▶ **Task to carry out**
From the listing below, extract each line containing the string "editor".

▬▬▬▬▬▬▬▬▬▬

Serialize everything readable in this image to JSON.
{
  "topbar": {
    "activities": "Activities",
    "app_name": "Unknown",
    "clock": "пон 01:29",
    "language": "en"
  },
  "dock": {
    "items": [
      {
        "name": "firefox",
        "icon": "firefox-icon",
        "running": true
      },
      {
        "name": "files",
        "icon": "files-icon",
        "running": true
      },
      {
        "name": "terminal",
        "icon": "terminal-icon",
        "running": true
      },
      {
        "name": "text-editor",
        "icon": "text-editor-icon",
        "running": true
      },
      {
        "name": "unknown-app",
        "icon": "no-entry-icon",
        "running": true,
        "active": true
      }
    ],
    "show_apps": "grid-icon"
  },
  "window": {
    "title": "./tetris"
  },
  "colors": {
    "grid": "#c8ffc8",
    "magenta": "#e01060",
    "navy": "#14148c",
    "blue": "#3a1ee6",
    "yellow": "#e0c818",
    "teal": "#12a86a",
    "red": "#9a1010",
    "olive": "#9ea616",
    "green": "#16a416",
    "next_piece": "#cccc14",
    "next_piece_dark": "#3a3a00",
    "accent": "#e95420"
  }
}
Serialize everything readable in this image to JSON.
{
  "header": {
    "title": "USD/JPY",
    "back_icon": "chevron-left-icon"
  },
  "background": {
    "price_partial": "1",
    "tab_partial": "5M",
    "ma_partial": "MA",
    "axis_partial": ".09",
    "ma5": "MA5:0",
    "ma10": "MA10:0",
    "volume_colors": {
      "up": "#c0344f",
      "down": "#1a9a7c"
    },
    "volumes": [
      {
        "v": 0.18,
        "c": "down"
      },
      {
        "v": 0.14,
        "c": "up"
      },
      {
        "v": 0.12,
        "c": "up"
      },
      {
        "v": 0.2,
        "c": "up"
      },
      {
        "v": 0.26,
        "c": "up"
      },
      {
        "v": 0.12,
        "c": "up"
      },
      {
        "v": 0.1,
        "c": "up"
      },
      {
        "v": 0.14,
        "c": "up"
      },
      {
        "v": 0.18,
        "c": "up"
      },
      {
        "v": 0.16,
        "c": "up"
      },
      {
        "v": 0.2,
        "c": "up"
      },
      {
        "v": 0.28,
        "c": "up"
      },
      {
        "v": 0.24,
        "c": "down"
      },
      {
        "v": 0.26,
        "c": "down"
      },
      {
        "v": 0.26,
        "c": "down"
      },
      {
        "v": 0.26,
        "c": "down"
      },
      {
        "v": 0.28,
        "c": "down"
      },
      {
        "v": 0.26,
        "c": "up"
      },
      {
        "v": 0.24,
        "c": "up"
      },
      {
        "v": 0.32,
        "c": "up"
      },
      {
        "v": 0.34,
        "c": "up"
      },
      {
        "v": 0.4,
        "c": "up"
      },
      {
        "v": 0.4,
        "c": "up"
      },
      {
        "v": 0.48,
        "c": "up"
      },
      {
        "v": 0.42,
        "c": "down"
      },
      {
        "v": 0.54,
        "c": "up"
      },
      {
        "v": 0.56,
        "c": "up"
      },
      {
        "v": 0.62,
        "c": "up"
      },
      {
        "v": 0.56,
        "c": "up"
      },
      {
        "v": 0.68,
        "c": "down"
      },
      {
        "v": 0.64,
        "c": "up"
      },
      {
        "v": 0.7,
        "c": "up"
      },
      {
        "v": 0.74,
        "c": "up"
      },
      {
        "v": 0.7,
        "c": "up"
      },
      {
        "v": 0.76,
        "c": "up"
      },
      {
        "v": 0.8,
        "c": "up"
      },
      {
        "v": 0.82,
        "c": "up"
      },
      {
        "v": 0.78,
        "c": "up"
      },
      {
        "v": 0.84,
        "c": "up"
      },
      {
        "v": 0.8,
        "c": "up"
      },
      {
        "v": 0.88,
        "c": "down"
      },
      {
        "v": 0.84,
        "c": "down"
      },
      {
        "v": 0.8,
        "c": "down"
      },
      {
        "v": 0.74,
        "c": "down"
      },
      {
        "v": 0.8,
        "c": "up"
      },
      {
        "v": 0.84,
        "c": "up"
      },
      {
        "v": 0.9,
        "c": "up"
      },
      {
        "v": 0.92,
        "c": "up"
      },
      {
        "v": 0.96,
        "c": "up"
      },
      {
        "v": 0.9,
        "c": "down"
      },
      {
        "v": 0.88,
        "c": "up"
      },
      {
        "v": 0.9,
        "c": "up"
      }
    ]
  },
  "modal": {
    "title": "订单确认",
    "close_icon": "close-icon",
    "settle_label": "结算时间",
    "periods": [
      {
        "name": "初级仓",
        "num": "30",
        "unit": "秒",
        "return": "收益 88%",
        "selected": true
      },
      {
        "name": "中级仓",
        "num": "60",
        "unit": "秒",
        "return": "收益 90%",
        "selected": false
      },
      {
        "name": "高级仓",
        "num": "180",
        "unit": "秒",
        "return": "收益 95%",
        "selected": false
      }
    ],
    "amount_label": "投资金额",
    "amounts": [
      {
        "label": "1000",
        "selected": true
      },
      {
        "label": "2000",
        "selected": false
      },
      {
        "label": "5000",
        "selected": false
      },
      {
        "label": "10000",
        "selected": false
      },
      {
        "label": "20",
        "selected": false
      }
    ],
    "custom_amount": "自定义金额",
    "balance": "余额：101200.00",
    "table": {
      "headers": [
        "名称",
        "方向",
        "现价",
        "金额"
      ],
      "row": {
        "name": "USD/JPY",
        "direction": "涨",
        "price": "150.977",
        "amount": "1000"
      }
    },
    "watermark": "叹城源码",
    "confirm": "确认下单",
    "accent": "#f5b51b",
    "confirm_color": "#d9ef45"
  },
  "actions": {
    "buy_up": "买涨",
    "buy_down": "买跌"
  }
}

▬▬▬▬▬▬▬▬▬▬

▶ **Output for this task**
        "name": "text-editor",
        "icon": "text-editor-icon",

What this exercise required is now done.